──────── Data excerpts

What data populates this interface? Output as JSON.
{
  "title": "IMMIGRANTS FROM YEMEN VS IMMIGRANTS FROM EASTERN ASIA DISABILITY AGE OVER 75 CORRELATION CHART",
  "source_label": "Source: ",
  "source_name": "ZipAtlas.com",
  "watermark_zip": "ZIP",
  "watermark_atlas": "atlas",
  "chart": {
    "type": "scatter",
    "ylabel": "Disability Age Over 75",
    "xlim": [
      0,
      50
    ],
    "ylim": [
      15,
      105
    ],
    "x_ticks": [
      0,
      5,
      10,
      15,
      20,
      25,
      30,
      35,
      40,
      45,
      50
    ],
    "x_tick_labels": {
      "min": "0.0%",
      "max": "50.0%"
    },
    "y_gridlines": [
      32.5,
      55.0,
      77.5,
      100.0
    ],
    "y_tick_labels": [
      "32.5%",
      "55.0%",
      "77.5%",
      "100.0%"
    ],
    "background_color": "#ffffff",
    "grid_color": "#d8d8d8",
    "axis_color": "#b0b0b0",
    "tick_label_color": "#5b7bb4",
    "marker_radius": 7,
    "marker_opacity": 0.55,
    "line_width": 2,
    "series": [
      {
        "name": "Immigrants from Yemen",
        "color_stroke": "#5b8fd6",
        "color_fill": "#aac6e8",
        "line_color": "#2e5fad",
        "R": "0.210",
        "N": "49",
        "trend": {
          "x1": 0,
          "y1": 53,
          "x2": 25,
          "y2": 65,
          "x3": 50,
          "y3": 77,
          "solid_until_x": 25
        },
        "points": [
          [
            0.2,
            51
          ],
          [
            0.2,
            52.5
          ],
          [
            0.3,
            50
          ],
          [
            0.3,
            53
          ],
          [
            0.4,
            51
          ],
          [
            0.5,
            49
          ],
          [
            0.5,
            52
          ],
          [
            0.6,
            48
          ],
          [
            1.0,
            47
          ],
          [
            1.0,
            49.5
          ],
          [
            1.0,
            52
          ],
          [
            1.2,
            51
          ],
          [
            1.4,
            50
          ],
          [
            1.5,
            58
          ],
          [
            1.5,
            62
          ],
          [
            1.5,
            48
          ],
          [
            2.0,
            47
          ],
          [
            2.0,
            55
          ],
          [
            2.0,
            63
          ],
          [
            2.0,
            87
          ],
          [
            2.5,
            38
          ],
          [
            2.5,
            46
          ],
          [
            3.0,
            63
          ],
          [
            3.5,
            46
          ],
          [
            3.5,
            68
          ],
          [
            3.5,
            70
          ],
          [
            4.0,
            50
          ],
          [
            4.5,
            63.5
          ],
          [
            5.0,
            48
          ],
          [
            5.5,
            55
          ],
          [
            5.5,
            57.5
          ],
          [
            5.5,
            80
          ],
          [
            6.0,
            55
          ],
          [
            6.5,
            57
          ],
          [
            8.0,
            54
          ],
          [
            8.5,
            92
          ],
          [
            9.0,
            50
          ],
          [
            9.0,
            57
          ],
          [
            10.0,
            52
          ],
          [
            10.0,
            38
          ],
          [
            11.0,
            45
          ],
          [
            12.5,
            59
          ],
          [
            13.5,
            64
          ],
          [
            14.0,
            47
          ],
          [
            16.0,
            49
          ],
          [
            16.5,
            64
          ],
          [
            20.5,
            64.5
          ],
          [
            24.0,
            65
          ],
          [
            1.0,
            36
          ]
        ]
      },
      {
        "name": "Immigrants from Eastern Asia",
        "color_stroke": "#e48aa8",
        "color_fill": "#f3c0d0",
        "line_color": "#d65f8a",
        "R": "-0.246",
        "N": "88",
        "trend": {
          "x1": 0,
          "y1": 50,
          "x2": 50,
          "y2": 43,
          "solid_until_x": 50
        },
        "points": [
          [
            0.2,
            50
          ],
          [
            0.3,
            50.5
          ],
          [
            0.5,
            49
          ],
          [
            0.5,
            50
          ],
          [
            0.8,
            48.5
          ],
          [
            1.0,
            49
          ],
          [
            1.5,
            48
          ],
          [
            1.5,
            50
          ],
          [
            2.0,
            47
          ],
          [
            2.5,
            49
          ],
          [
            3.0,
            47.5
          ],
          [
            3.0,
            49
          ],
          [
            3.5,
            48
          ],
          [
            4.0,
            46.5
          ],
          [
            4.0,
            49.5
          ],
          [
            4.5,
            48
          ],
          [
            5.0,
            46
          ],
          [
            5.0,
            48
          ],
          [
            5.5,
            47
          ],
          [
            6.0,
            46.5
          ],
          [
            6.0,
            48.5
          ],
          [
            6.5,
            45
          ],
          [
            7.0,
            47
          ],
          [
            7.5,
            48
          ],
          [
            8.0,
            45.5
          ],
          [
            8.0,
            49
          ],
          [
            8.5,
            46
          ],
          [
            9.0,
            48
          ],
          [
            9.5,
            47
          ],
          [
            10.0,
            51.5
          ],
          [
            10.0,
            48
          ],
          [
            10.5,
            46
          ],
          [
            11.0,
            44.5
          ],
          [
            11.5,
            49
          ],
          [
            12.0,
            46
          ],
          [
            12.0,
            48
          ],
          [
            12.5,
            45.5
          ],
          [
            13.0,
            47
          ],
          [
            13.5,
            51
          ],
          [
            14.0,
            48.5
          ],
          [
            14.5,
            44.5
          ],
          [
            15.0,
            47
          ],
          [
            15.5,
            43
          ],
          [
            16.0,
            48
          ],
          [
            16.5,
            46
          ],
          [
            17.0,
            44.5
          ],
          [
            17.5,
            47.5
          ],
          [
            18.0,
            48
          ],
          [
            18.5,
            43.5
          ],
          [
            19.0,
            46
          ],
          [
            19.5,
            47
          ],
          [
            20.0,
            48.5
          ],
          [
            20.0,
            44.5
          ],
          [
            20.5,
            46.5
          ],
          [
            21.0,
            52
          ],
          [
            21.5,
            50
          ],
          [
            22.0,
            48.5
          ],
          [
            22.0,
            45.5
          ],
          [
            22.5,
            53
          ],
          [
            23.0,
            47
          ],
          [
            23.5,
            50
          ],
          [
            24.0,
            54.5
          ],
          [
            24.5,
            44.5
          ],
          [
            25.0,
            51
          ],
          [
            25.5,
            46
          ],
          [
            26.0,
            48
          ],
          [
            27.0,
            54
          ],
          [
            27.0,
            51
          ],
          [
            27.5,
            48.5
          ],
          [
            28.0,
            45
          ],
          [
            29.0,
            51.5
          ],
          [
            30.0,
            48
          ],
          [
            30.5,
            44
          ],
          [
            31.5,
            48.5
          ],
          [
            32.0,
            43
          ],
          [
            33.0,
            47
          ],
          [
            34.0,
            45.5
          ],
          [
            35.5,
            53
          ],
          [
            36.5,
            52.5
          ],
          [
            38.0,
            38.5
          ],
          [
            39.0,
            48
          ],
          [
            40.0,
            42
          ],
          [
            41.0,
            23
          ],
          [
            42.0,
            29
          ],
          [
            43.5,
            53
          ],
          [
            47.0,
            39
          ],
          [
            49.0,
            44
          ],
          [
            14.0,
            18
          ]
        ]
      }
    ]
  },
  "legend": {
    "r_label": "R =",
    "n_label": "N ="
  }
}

────────────────

## Objective
Write out every entry above, word for word.

## Task solution
What data populates this interface? Output as JSON.
{
  "title": "IMMIGRANTS FROM YEMEN VS IMMIGRANTS FROM EASTERN ASIA DISABILITY AGE OVER 75 CORRELATION CHART",
  "source_label": "Source: ",
  "source_name": "ZipAtlas.com",
  "watermark_zip": "ZIP",
  "watermark_atlas": "atlas",
  "chart": {
    "type": "scatter",
    "ylabel": "Disability Age Over 75",
    "xlim": [
      0,
      50
    ],
    "ylim": [
      15,
      105
    ],
    "x_ticks": [
      0,
      5,
      10,
      15,
      20,
      25,
      30,
      35,
      40,
      45,
      50
    ],
    "x_tick_labels": {
      "min": "0.0%",
      "max": "50.0%"
    },
    "y_gridlines": [
      32.5,
      55.0,
      77.5,
      100.0
    ],
    "y_tick_labels": [
      "32.5%",
      "55.0%",
      "77.5%",
      "100.0%"
    ],
    "background_color": "#ffffff",
    "grid_color": "#d8d8d8",
    "axis_color": "#b0b0b0",
    "tick_label_color": "#5b7bb4",
    "marker_radius": 7,
    "marker_opacity": 0.55,
    "line_width": 2,
    "series": [
      {
        "name": "Immigrants from Yemen",
        "color_stroke": "#5b8fd6",
        "color_fill": "#aac6e8",
        "line_color": "#2e5fad",
        "R": "0.210",
        "N": "49",
        "trend": {
          "x1": 0,
          "y1": 53,
          "x2": 25,
          "y2": 65,
          "x3": 50,
          "y3": 77,
          "solid_until_x": 25
        },
        "points": [
          [
            0.2,
            51
          ],
          [
            0.2,
            52.5
          ],
          [
            0.3,
            50
          ],
          [
            0.3,
            53
          ],
          [
            0.4,
            51
          ],
          [
            0.5,
            49
          ],
          [
            0.5,
            52
          ],
          [
            0.6,
            48
          ],
          [
            1.0,
            47
          ],
          [
            1.0,
            49.5
          ],
          [
            1.0,
            52
          ],
          [
            1.2,
            51
          ],
          [
            1.4,
            50
          ],
          [
            1.5,
            58
          ],
          [
            1.5,
            62
          ],
          [
            1.5,
            48
          ],
          [
            2.0,
            47
          ],
          [
            2.0,
            55
          ],
          [
            2.0,
            63
          ],
          [
            2.0,
            87
          ],
          [
            2.5,
            38
          ],
          [
            2.5,
            46
          ],
          [
            3.0,
            63
          ],
          [
            3.5,
            46
          ],
          [
            3.5,
            68
          ],
          [
            3.5,
            70
          ],
          [
            4.0,
            50
          ],
          [
            4.5,
            63.5
          ],
          [
            5.0,
            48
          ],
          [
            5.5,
            55
          ],
          [
            5.5,
            57.5
          ],
          [
            5.5,
            80
          ],
          [
            6.0,
            55
          ],
          [
            6.5,
            57
          ],
          [
            8.0,
            54
          ],
          [
            8.5,
            92
          ],
          [
            9.0,
            50
          ],
          [
            9.0,
            57
          ],
          [
            10.0,
            52
          ],
          [
            10.0,
            38
          ],
          [
            11.0,
            45
          ],
          [
            12.5,
            59
          ],
          [
            13.5,
            64
          ],
          [
            14.0,
            47
          ],
          [
            16.0,
            49
          ],
          [
            16.5,
            64
          ],
          [
            20.5,
            64.5
          ],
          [
            24.0,
            65
          ],
          [
            1.0,
            36
          ]
        ]
      },
      {
        "name": "Immigrants from Eastern Asia",
        "color_stroke": "#e48aa8",
        "color_fill": "#f3c0d0",
        "line_color": "#d65f8a",
        "R": "-0.246",
        "N": "88",
        "trend": {
          "x1": 0,
          "y1": 50,
          "x2": 50,
          "y2": 43,
          "solid_until_x": 50
        },
        "points": [
          [
            0.2,
            50
          ],
          [
            0.3,
            50.5
          ],
          [
            0.5,
            49
          ],
          [
            0.5,
            50
          ],
          [
            0.8,
            48.5
          ],
          [
            1.0,
            49
          ],
          [
            1.5,
            48
          ],
          [
            1.5,
            50
          ],
          [
            2.0,
            47
          ],
          [
            2.5,
            49
          ],
          [
            3.0,
            47.5
          ],
          [
            3.0,
            49
          ],
          [
            3.5,
            48
          ],
          [
            4.0,
            46.5
          ],
          [
            4.0,
            49.5
          ],
          [
            4.5,
            48
          ],
          [
            5.0,
            46
          ],
          [
            5.0,
            48
          ],
          [
            5.5,
            47
          ],
          [
            6.0,
            46.5
          ],
          [
            6.0,
            48.5
          ],
          [
            6.5,
            45
          ],
          [
            7.0,
            47
          ],
          [
            7.5,
            48
          ],
          [
            8.0,
            45.5
          ],
          [
            8.0,
            49
          ],
          [
            8.5,
            46
          ],
          [
            9.0,
            48
          ],
          [
            9.5,
            47
          ],
          [
            10.0,
            51.5
          ],
          [
            10.0,
            48
          ],
          [
            10.5,
            46
          ],
          [
            11.0,
            44.5
          ],
          [
            11.5,
            49
          ],
          [
            12.0,
            46
          ],
          [
            12.0,
            48
          ],
          [
            12.5,
            45.5
          ],
          [
            13.0,
            47
          ],
          [
            13.5,
            51
          ],
          [
            14.0,
            48.5
          ],
          [
            14.5,
            44.5
          ],
          [
            15.0,
            47
          ],
          [
            15.5,
            43
          ],
          [
            16.0,
            48
          ],
          [
            16.5,
            46
          ],
          [
            17.0,
            44.5
          ],
          [
            17.5,
            47.5
          ],
          [
            18.0,
            48
          ],
          [
            18.5,
            43.5
          ],
          [
            19.0,
            46
          ],
          [
            19.5,
            47
          ],
          [
            20.0,
            48.5
          ],
          [
            20.0,
            44.5
          ],
          [
            20.5,
            46.5
          ],
          [
            21.0,
            52
          ],
          [
            21.5,
            50
          ],
          [
            22.0,
            48.5
          ],
          [
            22.0,
            45.5
          ],
          [
            22.5,
            53
          ],
          [
            23.0,
            47
          ],
          [
            23.5,
            50
          ],
          [
            24.0,
            54.5
          ],
          [
            24.5,
            44.5
          ],
          [
            25.0,
            51
          ],
          [
            25.5,
            46
          ],
          [
            26.0,
            48
          ],
          [
            27.0,
            54
          ],
          [
            27.0,
            51
          ],
          [
            27.5,
            48.5
          ],
          [
            28.0,
            45
          ],
          [
            29.0,
            51.5
          ],
          [
            30.0,
            48
          ],
          [
            30.5,
            44
          ],
          [
            31.5,
            48.5
          ],
          [
            32.0,
            43
          ],
          [
            33.0,
            47
          ],
          [
            34.0,
            45.5
          ],
          [
            35.5,
            53
          ],
          [
            36.5,
            52.5
          ],
          [
            38.0,
            38.5
          ],
          [
            39.0,
            48
          ],
          [
            40.0,
            42
          ],
          [
            41.0,
            23
          ],
          [
            42.0,
            29
          ],
          [
            43.5,
            53
          ],
          [
            47.0,
            39
          ],
          [
            49.0,
            44
          ],
          [
            14.0,
            18
          ]
        ]
      }
    ]
  },
  "legend": {
    "r_label": "R =",
    "n_label": "N ="
  }
}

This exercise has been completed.